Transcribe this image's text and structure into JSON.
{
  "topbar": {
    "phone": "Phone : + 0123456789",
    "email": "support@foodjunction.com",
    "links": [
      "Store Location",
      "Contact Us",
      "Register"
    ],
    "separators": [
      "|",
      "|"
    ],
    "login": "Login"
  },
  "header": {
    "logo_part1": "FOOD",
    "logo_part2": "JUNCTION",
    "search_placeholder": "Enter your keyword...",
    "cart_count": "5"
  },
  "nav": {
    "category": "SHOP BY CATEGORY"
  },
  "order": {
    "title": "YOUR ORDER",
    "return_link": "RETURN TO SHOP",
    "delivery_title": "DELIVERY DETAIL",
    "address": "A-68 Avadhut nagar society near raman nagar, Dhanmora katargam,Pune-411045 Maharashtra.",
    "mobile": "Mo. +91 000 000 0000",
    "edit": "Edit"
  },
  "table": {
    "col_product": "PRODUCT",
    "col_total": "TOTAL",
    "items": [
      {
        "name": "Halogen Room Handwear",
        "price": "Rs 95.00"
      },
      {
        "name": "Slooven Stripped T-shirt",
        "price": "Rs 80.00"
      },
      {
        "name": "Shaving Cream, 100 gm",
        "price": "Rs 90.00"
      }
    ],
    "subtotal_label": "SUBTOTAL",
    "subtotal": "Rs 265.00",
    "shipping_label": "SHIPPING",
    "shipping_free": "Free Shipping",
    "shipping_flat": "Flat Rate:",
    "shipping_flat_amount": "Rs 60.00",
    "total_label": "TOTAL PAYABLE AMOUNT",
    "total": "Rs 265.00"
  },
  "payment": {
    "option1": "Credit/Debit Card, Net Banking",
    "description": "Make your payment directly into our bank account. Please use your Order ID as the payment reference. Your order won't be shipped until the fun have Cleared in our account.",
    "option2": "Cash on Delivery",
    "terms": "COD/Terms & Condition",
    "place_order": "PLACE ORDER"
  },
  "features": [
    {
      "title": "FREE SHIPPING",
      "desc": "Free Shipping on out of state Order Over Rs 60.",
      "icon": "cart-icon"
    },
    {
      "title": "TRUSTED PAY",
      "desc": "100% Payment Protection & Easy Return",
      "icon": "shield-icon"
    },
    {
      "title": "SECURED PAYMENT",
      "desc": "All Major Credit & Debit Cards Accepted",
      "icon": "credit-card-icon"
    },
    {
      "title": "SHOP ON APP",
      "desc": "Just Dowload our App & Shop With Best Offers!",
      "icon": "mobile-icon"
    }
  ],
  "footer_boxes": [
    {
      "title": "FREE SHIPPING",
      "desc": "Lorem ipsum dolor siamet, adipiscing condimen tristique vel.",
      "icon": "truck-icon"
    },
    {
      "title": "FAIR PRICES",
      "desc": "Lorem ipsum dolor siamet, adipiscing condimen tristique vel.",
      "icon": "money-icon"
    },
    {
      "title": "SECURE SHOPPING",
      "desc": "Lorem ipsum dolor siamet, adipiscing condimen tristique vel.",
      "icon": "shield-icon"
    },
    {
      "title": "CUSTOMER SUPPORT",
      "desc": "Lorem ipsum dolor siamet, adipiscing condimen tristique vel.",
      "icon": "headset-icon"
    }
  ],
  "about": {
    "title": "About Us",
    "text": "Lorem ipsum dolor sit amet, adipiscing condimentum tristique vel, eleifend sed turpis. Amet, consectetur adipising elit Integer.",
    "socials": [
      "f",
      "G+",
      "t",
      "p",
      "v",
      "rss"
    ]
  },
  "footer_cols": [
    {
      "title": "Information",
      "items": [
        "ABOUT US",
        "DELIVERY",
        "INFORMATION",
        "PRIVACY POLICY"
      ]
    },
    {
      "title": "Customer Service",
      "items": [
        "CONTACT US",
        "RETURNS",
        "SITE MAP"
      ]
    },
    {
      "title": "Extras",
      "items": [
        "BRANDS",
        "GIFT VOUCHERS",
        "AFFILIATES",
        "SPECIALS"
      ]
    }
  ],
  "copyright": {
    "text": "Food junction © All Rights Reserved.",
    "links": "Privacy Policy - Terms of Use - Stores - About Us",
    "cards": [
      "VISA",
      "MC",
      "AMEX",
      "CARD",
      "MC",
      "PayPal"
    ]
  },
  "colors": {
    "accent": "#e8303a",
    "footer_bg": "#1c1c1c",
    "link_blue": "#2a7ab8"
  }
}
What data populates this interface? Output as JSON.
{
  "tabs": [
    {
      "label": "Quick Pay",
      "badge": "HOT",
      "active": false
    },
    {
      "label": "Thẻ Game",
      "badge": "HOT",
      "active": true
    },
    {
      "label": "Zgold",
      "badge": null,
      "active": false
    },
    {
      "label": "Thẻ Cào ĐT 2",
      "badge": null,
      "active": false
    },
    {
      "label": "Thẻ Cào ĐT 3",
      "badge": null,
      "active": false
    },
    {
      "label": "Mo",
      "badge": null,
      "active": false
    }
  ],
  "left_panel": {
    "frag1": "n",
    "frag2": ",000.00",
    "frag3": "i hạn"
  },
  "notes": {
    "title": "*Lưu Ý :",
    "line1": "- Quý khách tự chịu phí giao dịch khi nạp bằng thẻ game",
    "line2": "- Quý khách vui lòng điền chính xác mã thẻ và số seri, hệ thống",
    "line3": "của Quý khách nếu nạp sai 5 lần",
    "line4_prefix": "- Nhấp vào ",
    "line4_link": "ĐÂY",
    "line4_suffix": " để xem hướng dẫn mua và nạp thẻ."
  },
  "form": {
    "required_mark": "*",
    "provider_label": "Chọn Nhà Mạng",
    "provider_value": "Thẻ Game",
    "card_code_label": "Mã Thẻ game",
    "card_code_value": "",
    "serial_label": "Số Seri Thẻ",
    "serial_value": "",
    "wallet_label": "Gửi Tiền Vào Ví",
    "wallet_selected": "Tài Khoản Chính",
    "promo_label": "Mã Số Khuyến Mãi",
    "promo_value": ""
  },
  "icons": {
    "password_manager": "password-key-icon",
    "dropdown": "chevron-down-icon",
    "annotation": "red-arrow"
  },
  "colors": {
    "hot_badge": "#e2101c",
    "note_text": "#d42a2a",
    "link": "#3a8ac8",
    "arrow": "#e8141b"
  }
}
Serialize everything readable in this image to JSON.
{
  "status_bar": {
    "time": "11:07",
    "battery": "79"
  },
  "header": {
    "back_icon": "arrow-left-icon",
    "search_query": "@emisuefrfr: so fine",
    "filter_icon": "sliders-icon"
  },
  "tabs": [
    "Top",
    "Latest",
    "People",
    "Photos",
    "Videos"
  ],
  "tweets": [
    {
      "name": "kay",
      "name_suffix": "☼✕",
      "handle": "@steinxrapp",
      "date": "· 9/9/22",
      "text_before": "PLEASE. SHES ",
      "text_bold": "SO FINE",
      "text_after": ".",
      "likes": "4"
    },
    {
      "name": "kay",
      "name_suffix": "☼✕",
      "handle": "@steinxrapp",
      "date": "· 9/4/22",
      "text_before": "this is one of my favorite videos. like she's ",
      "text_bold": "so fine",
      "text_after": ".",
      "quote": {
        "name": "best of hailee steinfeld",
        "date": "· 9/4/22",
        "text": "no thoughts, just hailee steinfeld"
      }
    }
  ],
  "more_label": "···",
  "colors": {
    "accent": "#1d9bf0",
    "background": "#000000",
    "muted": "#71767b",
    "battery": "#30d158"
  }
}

• • •

Exercise aim >> Give back each line above precisely as it stands.

The output >>
Transcribe this image's text and structure into JSON.
{
  "topbar": {
    "phone": "Phone : + 0123456789",
    "email": "support@foodjunction.com",
    "links": [
      "Store Location",
      "Contact Us",
      "Register"
    ],
    "separators": [
      "|",
      "|"
    ],
    "login": "Login"
  },
  "header": {
    "logo_part1": "FOOD",
    "logo_part2": "JUNCTION",
    "search_placeholder": "Enter your keyword...",
    "cart_count": "5"
  },
  "nav": {
    "category": "SHOP BY CATEGORY"
  },
  "order": {
    "title": "YOUR ORDER",
    "return_link": "RETURN TO SHOP",
    "delivery_title": "DELIVERY DETAIL",
    "address": "A-68 Avadhut nagar society near raman nagar, Dhanmora katargam,Pune-411045 Maharashtra.",
    "mobile": "Mo. +91 000 000 0000",
    "edit": "Edit"
  },
  "table": {
    "col_product": "PRODUCT",
    "col_total": "TOTAL",
    "items": [
      {
        "name": "Halogen Room Handwear",
        "price": "Rs 95.00"
      },
      {
        "name": "Slooven Stripped T-shirt",
        "price": "Rs 80.00"
      },
      {
        "name": "Shaving Cream, 100 gm",
        "price": "Rs 90.00"
      }
    ],
    "subtotal_label": "SUBTOTAL",
    "subtotal": "Rs 265.00",
    "shipping_label": "SHIPPING",
    "shipping_free": "Free Shipping",
    "shipping_flat": "Flat Rate:",
    "shipping_flat_amount": "Rs 60.00",
    "total_label": "TOTAL PAYABLE AMOUNT",
    "total": "Rs 265.00"
  },
  "payment": {
    "option1": "Credit/Debit Card, Net Banking",
    "description": "Make your payment directly into our bank account. Please use your Order ID as the payment reference. Your order won't be shipped until the fun have Cleared in our account.",
    "option2": "Cash on Delivery",
    "terms": "COD/Terms & Condition",
    "place_order": "PLACE ORDER"
  },
  "features": [
    {
      "title": "FREE SHIPPING",
      "desc": "Free Shipping on out of state Order Over Rs 60.",
      "icon": "cart-icon"
    },
    {
      "title": "TRUSTED PAY",
      "desc": "100% Payment Protection & Easy Return",
      "icon": "shield-icon"
    },
    {
      "title": "SECURED PAYMENT",
      "desc": "All Major Credit & Debit Cards Accepted",
      "icon": "credit-card-icon"
    },
    {
      "title": "SHOP ON APP",
      "desc": "Just Dowload our App & Shop With Best Offers!",
      "icon": "mobile-icon"
    }
  ],
  "footer_boxes": [
    {
      "title": "FREE SHIPPING",
      "desc": "Lorem ipsum dolor siamet, adipiscing condimen tristique vel.",
      "icon": "truck-icon"
    },
    {
      "title": "FAIR PRICES",
      "desc": "Lorem ipsum dolor siamet, adipiscing condimen tristique vel.",
      "icon": "money-icon"
    },
    {
      "title": "SECURE SHOPPING",
      "desc": "Lorem ipsum dolor siamet, adipiscing condimen tristique vel.",
      "icon": "shield-icon"
    },
    {
      "title": "CUSTOMER SUPPORT",
      "desc": "Lorem ipsum dolor siamet, adipiscing condimen tristique vel.",
      "icon": "headset-icon"
    }
  ],
  "about": {
    "title": "About Us",
    "text": "Lorem ipsum dolor sit amet, adipiscing condimentum tristique vel, eleifend sed turpis. Amet, consectetur adipising elit Integer.",
    "socials": [
      "f",
      "G+",
      "t",
      "p",
      "v",
      "rss"
    ]
  },
  "footer_cols": [
    {
      "title": "Information",
      "items": [
        "ABOUT US",
        "DELIVERY",
        "INFORMATION",
        "PRIVACY POLICY"
      ]
    },
    {
      "title": "Customer Service",
      "items": [
        "CONTACT US",
        "RETURNS",
        "SITE MAP"
      ]
    },
    {
      "title": "Extras",
      "items": [
        "BRANDS",
        "GIFT VOUCHERS",
        "AFFILIATES",
        "SPECIALS"
      ]
    }
  ],
  "copyright": {
    "text": "Food junction © All Rights Reserved.",
    "links": "Privacy Policy - Terms of Use - Stores - About Us",
    "cards": [
      "VISA",
      "MC",
      "AMEX",
      "CARD",
      "MC",
      "PayPal"
    ]
  },
  "colors": {
    "accent": "#e8303a",
    "footer_bg": "#1c1c1c",
    "link_blue": "#2a7ab8"
  }
}
What data populates this interface? Output as JSON.
{
  "tabs": [
    {
      "label": "Quick Pay",
      "badge": "HOT",
      "active": false
    },
    {
      "label": "Thẻ Game",
      "badge": "HOT",
      "active": true
    },
    {
      "label": "Zgold",
      "badge": null,
      "active": false
    },
    {
      "label": "Thẻ Cào ĐT 2",
      "badge": null,
      "active": false
    },
    {
      "label": "Thẻ Cào ĐT 3",
      "badge": null,
      "active": false
    },
    {
      "label": "Mo",
      "badge": null,
      "active": false
    }
  ],
  "left_panel": {
    "frag1": "n",
    "frag2": ",000.00",
    "frag3": "i hạn"
  },
  "notes": {
    "title": "*Lưu Ý :",
    "line1": "- Quý khách tự chịu phí giao dịch khi nạp bằng thẻ game",
    "line2": "- Quý khách vui lòng điền chính xác mã thẻ và số seri, hệ thống",
    "line3": "của Quý khách nếu nạp sai 5 lần",
    "line4_prefix": "- Nhấp vào ",
    "line4_link": "ĐÂY",
    "line4_suffix": " để xem hướng dẫn mua và nạp thẻ."
  },
  "form": {
    "required_mark": "*",
    "provider_label": "Chọn Nhà Mạng",
    "provider_value": "Thẻ Game",
    "card_code_label": "Mã Thẻ game",
    "card_code_value": "",
    "serial_label": "Số Seri Thẻ",
    "serial_value": "",
    "wallet_label": "Gửi Tiền Vào Ví",
    "wallet_selected": "Tài Khoản Chính",
    "promo_label": "Mã Số Khuyến Mãi",
    "promo_value": ""
  },
  "icons": {
    "password_manager": "password-key-icon",
    "dropdown": "chevron-down-icon",
    "annotation": "red-arrow"
  },
  "colors": {
    "hot_badge": "#e2101c",
    "note_text": "#d42a2a",
    "link": "#3a8ac8",
    "arrow": "#e8141b"
  }
}
Serialize everything readable in this image to JSON.
{
  "status_bar": {
    "time": "11:07",
    "battery": "79"
  },
  "header": {
    "back_icon": "arrow-left-icon",
    "search_query": "@emisuefrfr: so fine",
    "filter_icon": "sliders-icon"
  },
  "tabs": [
    "Top",
    "Latest",
    "People",
    "Photos",
    "Videos"
  ],
  "tweets": [
    {
      "name": "kay",
      "name_suffix": "☼✕",
      "handle": "@steinxrapp",
      "date": "· 9/9/22",
      "text_before": "PLEASE. SHES ",
      "text_bold": "SO FINE",
      "text_after": ".",
      "likes": "4"
    },
    {
      "name": "kay",
      "name_suffix": "☼✕",
      "handle": "@steinxrapp",
      "date": "· 9/4/22",
      "text_before": "this is one of my favorite videos. like she's ",
      "text_bold": "so fine",
      "text_after": ".",
      "quote": {
        "name": "best of hailee steinfeld",
        "date": "· 9/4/22",
        "text": "no thoughts, just hailee steinfeld"
      }
    }
  ],
  "more_label": "···",
  "colors": {
    "accent": "#1d9bf0",
    "background": "#000000",
    "muted": "#71767b",
    "battery": "#30d158"
  }
}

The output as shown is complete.